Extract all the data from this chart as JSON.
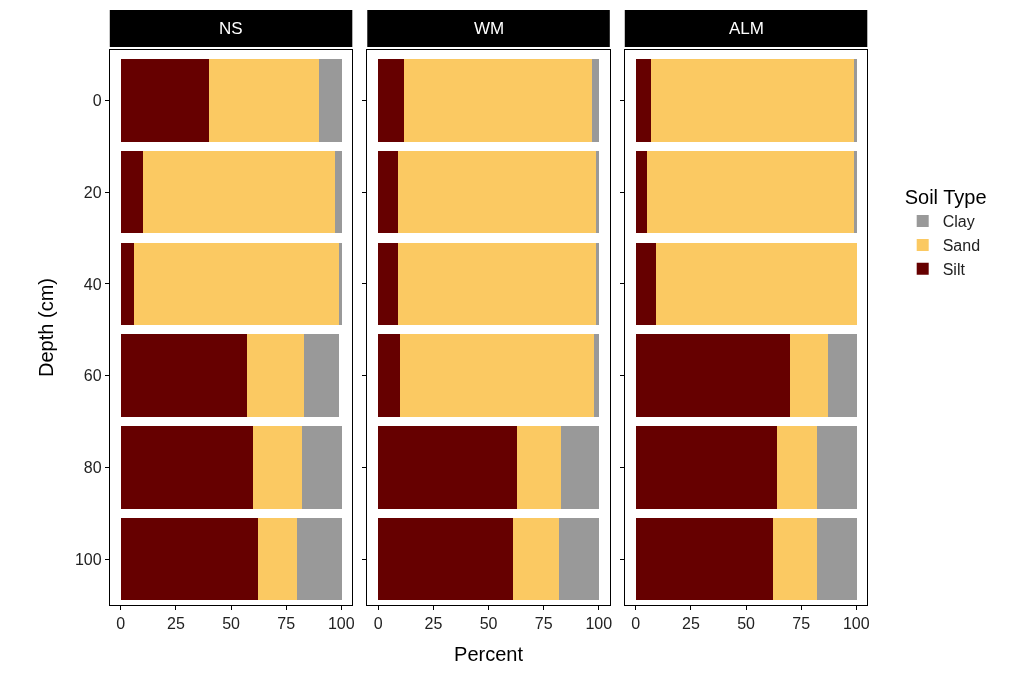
{
  "chart_data": [
    {
      "type": "bar",
      "orientation": "horizontal",
      "stacked": true,
      "title": "NS",
      "ylabel": "Depth (cm)",
      "legend_title": "Soil Type",
      "legend": "right",
      "x": [
        0,
        20,
        40,
        60,
        80,
        100
      ],
      "series": [
        {
          "name": "Silt",
          "color": "#660000",
          "values": [
            40,
            10,
            6,
            57,
            60,
            62
          ]
        },
        {
          "name": "Sand",
          "color": "#fbc962",
          "values": [
            50,
            87,
            93,
            26,
            22,
            18
          ]
        },
        {
          "name": "Clay",
          "color": "#999999",
          "values": [
            10,
            3,
            1,
            16,
            18,
            20
          ]
        }
      ],
      "xlim": [
        -5,
        105
      ],
      "xticks": [
        0,
        25,
        50,
        75,
        100
      ],
      "ylim": [
        110,
        -11
      ],
      "yticks": [
        0,
        20,
        40,
        60,
        80,
        100
      ]
    },
    {
      "type": "bar",
      "orientation": "horizontal",
      "stacked": true,
      "title": "WM",
      "xlabel": "Percent",
      "tick_labels": "x",
      "x": [
        0,
        20,
        40,
        60,
        80,
        100
      ],
      "series": [
        {
          "name": "Silt",
          "color": "#660000",
          "values": [
            12,
            9,
            9,
            10,
            63,
            61
          ]
        },
        {
          "name": "Sand",
          "color": "#fbc962",
          "values": [
            85,
            90,
            90,
            88,
            20,
            21
          ]
        },
        {
          "name": "Clay",
          "color": "#999999",
          "values": [
            3,
            1,
            1,
            2,
            17,
            18
          ]
        }
      ],
      "xlim": [
        -5,
        105
      ],
      "xticks": [
        0,
        25,
        50,
        75,
        100
      ],
      "ylim": [
        110,
        -11
      ],
      "yticks": [
        0,
        20,
        40,
        60,
        80,
        100
      ]
    },
    {
      "type": "bar",
      "orientation": "horizontal",
      "stacked": true,
      "title": "ALM",
      "tick_labels": "x",
      "x": [
        0,
        20,
        40,
        60,
        80,
        100
      ],
      "series": [
        {
          "name": "Silt",
          "color": "#660000",
          "values": [
            7,
            5,
            9,
            70,
            64,
            62
          ]
        },
        {
          "name": "Sand",
          "color": "#fbc962",
          "values": [
            92,
            94,
            91,
            17,
            18,
            20
          ]
        },
        {
          "name": "Clay",
          "color": "#999999",
          "values": [
            1,
            1,
            0,
            13,
            18,
            18
          ]
        }
      ],
      "xlim": [
        -5,
        105
      ],
      "xticks": [
        0,
        25,
        50,
        75,
        100
      ],
      "ylim": [
        110,
        -11
      ],
      "yticks": [
        0,
        20,
        40,
        60,
        80,
        100
      ]
    }
  ]
}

Task instructions:
Leave out the pictures and return every record word for word.

Response to this task:
Extract all the data from this chart as JSON.
{
  "chart_data": [
    {
      "type": "bar",
      "orientation": "horizontal",
      "stacked": true,
      "title": "NS",
      "ylabel": "Depth (cm)",
      "legend_title": "Soil Type",
      "legend": "right",
      "x": [
        0,
        20,
        40,
        60,
        80,
        100
      ],
      "series": [
        {
          "name": "Silt",
          "color": "#660000",
          "values": [
            40,
            10,
            6,
            57,
            60,
            62
          ]
        },
        {
          "name": "Sand",
          "color": "#fbc962",
          "values": [
            50,
            87,
            93,
            26,
            22,
            18
          ]
        },
        {
          "name": "Clay",
          "color": "#999999",
          "values": [
            10,
            3,
            1,
            16,
            18,
            20
          ]
        }
      ],
      "xlim": [
        -5,
        105
      ],
      "xticks": [
        0,
        25,
        50,
        75,
        100
      ],
      "ylim": [
        110,
        -11
      ],
      "yticks": [
        0,
        20,
        40,
        60,
        80,
        100
      ]
    },
    {
      "type": "bar",
      "orientation": "horizontal",
      "stacked": true,
      "title": "WM",
      "xlabel": "Percent",
      "tick_labels": "x",
      "x": [
        0,
        20,
        40,
        60,
        80,
        100
      ],
      "series": [
        {
          "name": "Silt",
          "color": "#660000",
          "values": [
            12,
            9,
            9,
            10,
            63,
            61
          ]
        },
        {
          "name": "Sand",
          "color": "#fbc962",
          "values": [
            85,
            90,
            90,
            88,
            20,
            21
          ]
        },
        {
          "name": "Clay",
          "color": "#999999",
          "values": [
            3,
            1,
            1,
            2,
            17,
            18
          ]
        }
      ],
      "xlim": [
        -5,
        105
      ],
      "xticks": [
        0,
        25,
        50,
        75,
        100
      ],
      "ylim": [
        110,
        -11
      ],
      "yticks": [
        0,
        20,
        40,
        60,
        80,
        100
      ]
    },
    {
      "type": "bar",
      "orientation": "horizontal",
      "stacked": true,
      "title": "ALM",
      "tick_labels": "x",
      "x": [
        0,
        20,
        40,
        60,
        80,
        100
      ],
      "series": [
        {
          "name": "Silt",
          "color": "#660000",
          "values": [
            7,
            5,
            9,
            70,
            64,
            62
          ]
        },
        {
          "name": "Sand",
          "color": "#fbc962",
          "values": [
            92,
            94,
            91,
            17,
            18,
            20
          ]
        },
        {
          "name": "Clay",
          "color": "#999999",
          "values": [
            1,
            1,
            0,
            13,
            18,
            18
          ]
        }
      ],
      "xlim": [
        -5,
        105
      ],
      "xticks": [
        0,
        25,
        50,
        75,
        100
      ],
      "ylim": [
        110,
        -11
      ],
      "yticks": [
        0,
        20,
        40,
        60,
        80,
        100
      ]
    }
  ]
}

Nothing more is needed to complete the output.